Write out every single entry exactly.
---------- MATERIAL PROVIDED
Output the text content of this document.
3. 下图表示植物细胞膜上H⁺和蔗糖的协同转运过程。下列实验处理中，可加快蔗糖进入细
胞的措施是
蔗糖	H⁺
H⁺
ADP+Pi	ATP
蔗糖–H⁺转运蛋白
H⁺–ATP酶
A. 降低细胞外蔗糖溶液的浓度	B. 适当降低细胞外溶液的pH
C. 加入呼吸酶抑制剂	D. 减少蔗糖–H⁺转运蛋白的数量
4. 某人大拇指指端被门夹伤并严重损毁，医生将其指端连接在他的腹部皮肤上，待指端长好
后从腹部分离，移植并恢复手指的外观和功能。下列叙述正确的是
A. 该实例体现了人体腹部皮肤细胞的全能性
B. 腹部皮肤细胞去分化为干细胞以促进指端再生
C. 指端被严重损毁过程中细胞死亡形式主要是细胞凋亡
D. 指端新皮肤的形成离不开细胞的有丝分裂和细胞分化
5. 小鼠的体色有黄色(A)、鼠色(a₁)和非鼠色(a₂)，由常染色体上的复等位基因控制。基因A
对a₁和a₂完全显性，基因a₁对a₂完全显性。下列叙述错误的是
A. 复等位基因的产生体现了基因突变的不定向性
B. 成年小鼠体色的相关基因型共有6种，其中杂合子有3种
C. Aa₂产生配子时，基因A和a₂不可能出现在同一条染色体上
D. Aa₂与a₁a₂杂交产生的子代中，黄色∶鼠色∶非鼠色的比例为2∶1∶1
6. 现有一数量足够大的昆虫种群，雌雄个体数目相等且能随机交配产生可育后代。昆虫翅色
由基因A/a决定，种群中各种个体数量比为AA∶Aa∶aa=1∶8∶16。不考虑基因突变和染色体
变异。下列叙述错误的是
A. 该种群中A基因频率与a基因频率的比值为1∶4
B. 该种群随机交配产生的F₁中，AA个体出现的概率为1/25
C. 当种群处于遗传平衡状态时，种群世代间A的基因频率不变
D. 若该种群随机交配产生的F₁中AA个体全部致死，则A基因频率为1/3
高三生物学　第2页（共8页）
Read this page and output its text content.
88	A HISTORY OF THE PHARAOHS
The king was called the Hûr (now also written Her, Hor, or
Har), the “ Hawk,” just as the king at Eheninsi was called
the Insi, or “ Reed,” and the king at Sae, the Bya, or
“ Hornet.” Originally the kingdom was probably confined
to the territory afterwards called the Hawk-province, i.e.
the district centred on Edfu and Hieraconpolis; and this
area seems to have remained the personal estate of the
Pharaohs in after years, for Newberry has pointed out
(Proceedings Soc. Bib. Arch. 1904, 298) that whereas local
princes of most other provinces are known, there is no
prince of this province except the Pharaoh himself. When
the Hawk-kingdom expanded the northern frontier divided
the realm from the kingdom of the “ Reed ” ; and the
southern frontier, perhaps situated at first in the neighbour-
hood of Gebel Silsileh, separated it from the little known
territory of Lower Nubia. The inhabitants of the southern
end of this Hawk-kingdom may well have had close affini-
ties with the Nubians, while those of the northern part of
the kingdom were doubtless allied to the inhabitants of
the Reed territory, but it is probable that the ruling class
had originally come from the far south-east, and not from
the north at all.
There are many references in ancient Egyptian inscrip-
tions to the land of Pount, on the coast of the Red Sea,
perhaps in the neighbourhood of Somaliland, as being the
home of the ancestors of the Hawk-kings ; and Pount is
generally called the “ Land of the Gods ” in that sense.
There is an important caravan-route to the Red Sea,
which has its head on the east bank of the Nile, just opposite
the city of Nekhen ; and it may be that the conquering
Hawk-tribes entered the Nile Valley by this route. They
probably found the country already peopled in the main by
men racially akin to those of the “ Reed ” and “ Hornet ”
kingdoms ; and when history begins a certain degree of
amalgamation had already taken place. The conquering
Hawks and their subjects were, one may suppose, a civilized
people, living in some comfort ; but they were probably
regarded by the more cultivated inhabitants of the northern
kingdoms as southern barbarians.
--------------------
● REPLY TO THE TASK
Output the text content of this document.
3. 下图表示植物细胞膜上H⁺和蔗糖的协同转运过程。下列实验处理中，可加快蔗糖进入细
胞的措施是
蔗糖	H⁺
H⁺
ADP+Pi	ATP
蔗糖–H⁺转运蛋白
H⁺–ATP酶
A. 降低细胞外蔗糖溶液的浓度	B. 适当降低细胞外溶液的pH
C. 加入呼吸酶抑制剂	D. 减少蔗糖–H⁺转运蛋白的数量
4. 某人大拇指指端被门夹伤并严重损毁，医生将其指端连接在他的腹部皮肤上，待指端长好
后从腹部分离，移植并恢复手指的外观和功能。下列叙述正确的是
A. 该实例体现了人体腹部皮肤细胞的全能性
B. 腹部皮肤细胞去分化为干细胞以促进指端再生
C. 指端被严重损毁过程中细胞死亡形式主要是细胞凋亡
D. 指端新皮肤的形成离不开细胞的有丝分裂和细胞分化
5. 小鼠的体色有黄色(A)、鼠色(a₁)和非鼠色(a₂)，由常染色体上的复等位基因控制。基因A
对a₁和a₂完全显性，基因a₁对a₂完全显性。下列叙述错误的是
A. 复等位基因的产生体现了基因突变的不定向性
B. 成年小鼠体色的相关基因型共有6种，其中杂合子有3种
C. Aa₂产生配子时，基因A和a₂不可能出现在同一条染色体上
D. Aa₂与a₁a₂杂交产生的子代中，黄色∶鼠色∶非鼠色的比例为2∶1∶1
6. 现有一数量足够大的昆虫种群，雌雄个体数目相等且能随机交配产生可育后代。昆虫翅色
由基因A/a决定，种群中各种个体数量比为AA∶Aa∶aa=1∶8∶16。不考虑基因突变和染色体
变异。下列叙述错误的是
A. 该种群中A基因频率与a基因频率的比值为1∶4
B. 该种群随机交配产生的F₁中，AA个体出现的概率为1/25
C. 当种群处于遗传平衡状态时，种群世代间A的基因频率不变
D. 若该种群随机交配产生的F₁中AA个体全部致死，则A基因频率为1/3
高三生物学　第2页（共8页）
Read this page and output its text content.
88	A HISTORY OF THE PHARAOHS
The king was called the Hûr (now also written Her, Hor, or
Har), the “ Hawk,” just as the king at Eheninsi was called
the Insi, or “ Reed,” and the king at Sae, the Bya, or
“ Hornet.” Originally the kingdom was probably confined
to the territory afterwards called the Hawk-province, i.e.
the district centred on Edfu and Hieraconpolis; and this
area seems to have remained the personal estate of the
Pharaohs in after years, for Newberry has pointed out
(Proceedings Soc. Bib. Arch. 1904, 298) that whereas local
princes of most other provinces are known, there is no
prince of this province except the Pharaoh himself. When
the Hawk-kingdom expanded the northern frontier divided
the realm from the kingdom of the “ Reed ” ; and the
southern frontier, perhaps situated at first in the neighbour-
hood of Gebel Silsileh, separated it from the little known
territory of Lower Nubia. The inhabitants of the southern
end of this Hawk-kingdom may well have had close affini-
ties with the Nubians, while those of the northern part of
the kingdom were doubtless allied to the inhabitants of
the Reed territory, but it is probable that the ruling class
had originally come from the far south-east, and not from
the north at all.
There are many references in ancient Egyptian inscrip-
tions to the land of Pount, on the coast of the Red Sea,
perhaps in the neighbourhood of Somaliland, as being the
home of the ancestors of the Hawk-kings ; and Pount is
generally called the “ Land of the Gods ” in that sense.
There is an important caravan-route to the Red Sea,
which has its head on the east bank of the Nile, just opposite
the city of Nekhen ; and it may be that the conquering
Hawk-tribes entered the Nile Valley by this route. They
probably found the country already peopled in the main by
men racially akin to those of the “ Reed ” and “ Hornet ”
kingdoms ; and when history begins a certain degree of
amalgamation had already taken place. The conquering
Hawks and their subjects were, one may suppose, a civilized
people, living in some comfort ; but they were probably
regarded by the more cultivated inhabitants of the northern
kingdoms as southern barbarians.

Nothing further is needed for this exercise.